- **Exercise**
Output all lines exactly, with nothing added or dropped.

-- start of Excerpted records --

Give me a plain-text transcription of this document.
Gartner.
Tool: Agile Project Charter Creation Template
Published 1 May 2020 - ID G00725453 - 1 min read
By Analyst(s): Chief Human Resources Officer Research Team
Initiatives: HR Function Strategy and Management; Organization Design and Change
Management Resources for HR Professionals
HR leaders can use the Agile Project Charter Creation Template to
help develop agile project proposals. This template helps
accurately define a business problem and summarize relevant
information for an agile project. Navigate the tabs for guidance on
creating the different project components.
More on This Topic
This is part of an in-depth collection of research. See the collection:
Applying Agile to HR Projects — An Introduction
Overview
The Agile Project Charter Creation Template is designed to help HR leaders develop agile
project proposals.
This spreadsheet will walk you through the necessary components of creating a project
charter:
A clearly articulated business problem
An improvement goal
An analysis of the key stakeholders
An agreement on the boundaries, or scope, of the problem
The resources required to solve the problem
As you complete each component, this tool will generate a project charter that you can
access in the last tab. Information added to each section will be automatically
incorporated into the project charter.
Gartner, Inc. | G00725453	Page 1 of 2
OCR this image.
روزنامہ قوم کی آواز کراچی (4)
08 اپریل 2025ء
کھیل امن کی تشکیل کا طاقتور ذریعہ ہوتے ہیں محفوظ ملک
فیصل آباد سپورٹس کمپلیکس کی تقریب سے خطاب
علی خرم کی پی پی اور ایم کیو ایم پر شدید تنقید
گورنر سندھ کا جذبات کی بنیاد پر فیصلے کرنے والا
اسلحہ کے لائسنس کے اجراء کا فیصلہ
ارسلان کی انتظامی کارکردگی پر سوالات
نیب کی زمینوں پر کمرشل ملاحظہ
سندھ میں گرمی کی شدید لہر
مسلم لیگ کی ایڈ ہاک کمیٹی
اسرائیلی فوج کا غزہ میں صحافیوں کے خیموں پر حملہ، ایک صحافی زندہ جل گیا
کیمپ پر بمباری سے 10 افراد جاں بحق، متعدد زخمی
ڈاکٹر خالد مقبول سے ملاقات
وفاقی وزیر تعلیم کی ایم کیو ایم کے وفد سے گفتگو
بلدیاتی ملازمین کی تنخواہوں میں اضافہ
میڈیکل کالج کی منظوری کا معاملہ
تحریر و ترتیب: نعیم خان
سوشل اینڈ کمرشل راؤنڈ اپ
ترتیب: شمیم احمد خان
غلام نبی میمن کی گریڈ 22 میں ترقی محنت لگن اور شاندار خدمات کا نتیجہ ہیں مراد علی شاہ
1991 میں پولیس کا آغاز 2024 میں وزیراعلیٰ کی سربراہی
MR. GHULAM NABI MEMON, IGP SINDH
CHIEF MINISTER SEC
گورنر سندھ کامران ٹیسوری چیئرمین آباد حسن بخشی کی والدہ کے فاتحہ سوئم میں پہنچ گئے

-- end of Excerpted records --

- **Result of this task**
Give me a plain-text transcription of this document.
Gartner.
Tool: Agile Project Charter Creation Template
Published 1 May 2020 - ID G00725453 - 1 min read
By Analyst(s): Chief Human Resources Officer Research Team
Initiatives: HR Function Strategy and Management; Organization Design and Change
Management Resources for HR Professionals
HR leaders can use the Agile Project Charter Creation Template to
help develop agile project proposals. This template helps
accurately define a business problem and summarize relevant
information for an agile project. Navigate the tabs for guidance on
creating the different project components.
More on This Topic
This is part of an in-depth collection of research. See the collection:
Applying Agile to HR Projects — An Introduction
Overview
The Agile Project Charter Creation Template is designed to help HR leaders develop agile
project proposals.
This spreadsheet will walk you through the necessary components of creating a project
charter:
A clearly articulated business problem
An improvement goal
An analysis of the key stakeholders
An agreement on the boundaries, or scope, of the problem
The resources required to solve the problem
As you complete each component, this tool will generate a project charter that you can
access in the last tab. Information added to each section will be automatically
incorporated into the project charter.
Gartner, Inc. | G00725453	Page 1 of 2
OCR this image.
روزنامہ قوم کی آواز کراچی (4)
08 اپریل 2025ء
کھیل امن کی تشکیل کا طاقتور ذریعہ ہوتے ہیں محفوظ ملک
فیصل آباد سپورٹس کمپلیکس کی تقریب سے خطاب
علی خرم کی پی پی اور ایم کیو ایم پر شدید تنقید
گورنر سندھ کا جذبات کی بنیاد پر فیصلے کرنے والا
اسلحہ کے لائسنس کے اجراء کا فیصلہ
ارسلان کی انتظامی کارکردگی پر سوالات
نیب کی زمینوں پر کمرشل ملاحظہ
سندھ میں گرمی کی شدید لہر
مسلم لیگ کی ایڈ ہاک کمیٹی
اسرائیلی فوج کا غزہ میں صحافیوں کے خیموں پر حملہ، ایک صحافی زندہ جل گیا
کیمپ پر بمباری سے 10 افراد جاں بحق، متعدد زخمی
ڈاکٹر خالد مقبول سے ملاقات
وفاقی وزیر تعلیم کی ایم کیو ایم کے وفد سے گفتگو
بلدیاتی ملازمین کی تنخواہوں میں اضافہ
میڈیکل کالج کی منظوری کا معاملہ
تحریر و ترتیب: نعیم خان
سوشل اینڈ کمرشل راؤنڈ اپ
ترتیب: شمیم احمد خان
غلام نبی میمن کی گریڈ 22 میں ترقی محنت لگن اور شاندار خدمات کا نتیجہ ہیں مراد علی شاہ
1991 میں پولیس کا آغاز 2024 میں وزیراعلیٰ کی سربراہی
MR. GHULAM NABI MEMON, IGP SINDH
CHIEF MINISTER SEC
گورنر سندھ کامران ٹیسوری چیئرمین آباد حسن بخشی کی والدہ کے فاتحہ سوئم میں پہنچ گئے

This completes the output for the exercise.